◆ STATED EXERCISE 1 ◆
In the biography of Ermesinde of Luxembourg, who were her parents?
◆ STATED EXERCISE 2 ◆
List every place that the Ermesinde of Luxembourg biography names Albert of Moha as count of.
◆ STATED EXERCISE 3 ◆
Pick up the Ermesinde of Luxembourg biography after its final sentence and keep writing it.

Ermesinde of Luxembourg ( – 24 June 1143) was a German noblewoman.

Life 
She was a daughter of Count Conrad I of Luxembourg and his wife Clementia of Aquitaine.  After the death of her nephew Conrad II in 1136, there were no surviving males in the House of Ardennes-Verdun and she inherited the counties of Luxembourg and Longwy.  However, she immediately abdicated in favour of her son Henry IV and never actually ruled.

She is primarily known because she made a number of donations to churches and monasteries.  Towards the end of her life, she retired to a monastery.

First marriage 
In 1096, Ermesinde married Albert of Moha ( – 24 August 1098), Count of Dagsburg, Eguisheim, Metz and Moha, and vogt of Altorf.  This was his second marriage; he had earlier been married to Heilwig of Eguisheim.  From his first marriage, he had a son named Hugh, who would later succeed him.  Albert and Ermesinde had two daughters together:
 Matilda (d. after 1157), married Count Folmar of Metz and Hombourg, who in 1135 founded the Abbey of Beaupré
 Unknown daughter, married a Count Aiulf, who is only known from a deed of 1124, in which Ermesinde calls her grandson Eberhard "son of Count Aiulf".

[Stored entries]
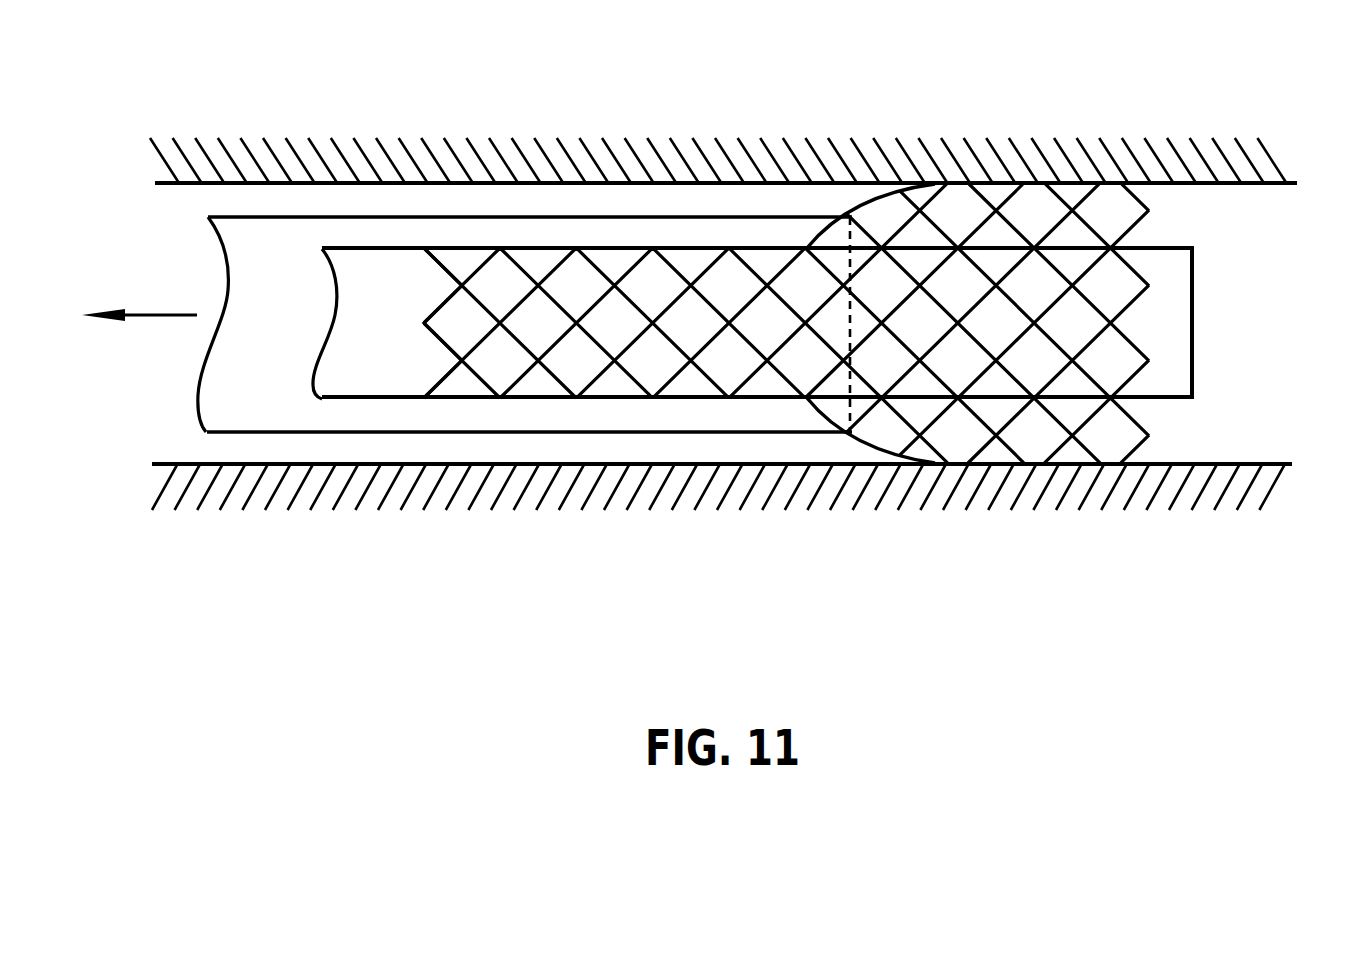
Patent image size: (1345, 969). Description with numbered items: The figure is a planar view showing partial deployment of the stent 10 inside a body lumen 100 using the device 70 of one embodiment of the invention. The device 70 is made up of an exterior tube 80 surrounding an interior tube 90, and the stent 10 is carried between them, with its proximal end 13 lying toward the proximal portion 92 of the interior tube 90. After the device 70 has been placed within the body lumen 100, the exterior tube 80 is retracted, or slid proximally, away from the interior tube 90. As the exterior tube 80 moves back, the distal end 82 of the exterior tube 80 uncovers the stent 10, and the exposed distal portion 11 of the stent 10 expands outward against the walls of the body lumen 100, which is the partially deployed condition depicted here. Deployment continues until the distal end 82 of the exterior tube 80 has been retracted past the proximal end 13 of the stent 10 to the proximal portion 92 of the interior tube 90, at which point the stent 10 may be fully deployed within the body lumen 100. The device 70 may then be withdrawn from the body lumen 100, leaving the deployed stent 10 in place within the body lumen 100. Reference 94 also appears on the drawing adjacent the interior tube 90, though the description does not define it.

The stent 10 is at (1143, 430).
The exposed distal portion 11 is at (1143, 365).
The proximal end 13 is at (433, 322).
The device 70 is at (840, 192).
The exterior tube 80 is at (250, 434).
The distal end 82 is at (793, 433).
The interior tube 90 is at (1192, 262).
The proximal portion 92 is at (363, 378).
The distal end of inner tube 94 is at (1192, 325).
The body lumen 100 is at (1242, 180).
==
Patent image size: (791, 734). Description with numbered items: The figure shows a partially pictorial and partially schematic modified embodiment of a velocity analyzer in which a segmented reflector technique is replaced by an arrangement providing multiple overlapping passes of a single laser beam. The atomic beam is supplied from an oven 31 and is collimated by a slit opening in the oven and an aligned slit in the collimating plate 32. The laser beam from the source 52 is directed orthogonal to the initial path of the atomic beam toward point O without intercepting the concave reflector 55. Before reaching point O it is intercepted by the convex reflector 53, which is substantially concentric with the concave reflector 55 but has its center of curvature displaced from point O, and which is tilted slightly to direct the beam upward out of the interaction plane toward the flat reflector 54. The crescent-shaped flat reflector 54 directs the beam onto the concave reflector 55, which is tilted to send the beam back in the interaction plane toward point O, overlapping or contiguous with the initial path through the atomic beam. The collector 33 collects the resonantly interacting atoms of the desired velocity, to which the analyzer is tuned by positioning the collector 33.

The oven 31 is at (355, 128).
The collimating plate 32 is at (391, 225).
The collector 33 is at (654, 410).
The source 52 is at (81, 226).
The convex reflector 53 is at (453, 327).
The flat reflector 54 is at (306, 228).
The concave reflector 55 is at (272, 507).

◆ FINAL ANSWER 1 ◆
Her parents were Count Conrad I of Luxembourg and his wife Clementia of Aquitaine.

◆ FINAL ANSWER 2 ◆
Dagsburg, Eguisheim, Metz, Moha

◆ FINAL ANSWER 3 ◆
Second marriage 
In 1109, Ermesinde remarried to Godfrey I, Count of Namur, the oldest son of Albert III, Count of Namur.  This was his second marriage, too; he had earlier been married to Sibylle of Porcien.  He had two daughters from his first marriage; which ended in divorce in 1104, when Sibylle was pregnant from her lover Engelram I of Coucy.

Godfrey and Ermesinde had the following children together:
 Albert (d. after 1125)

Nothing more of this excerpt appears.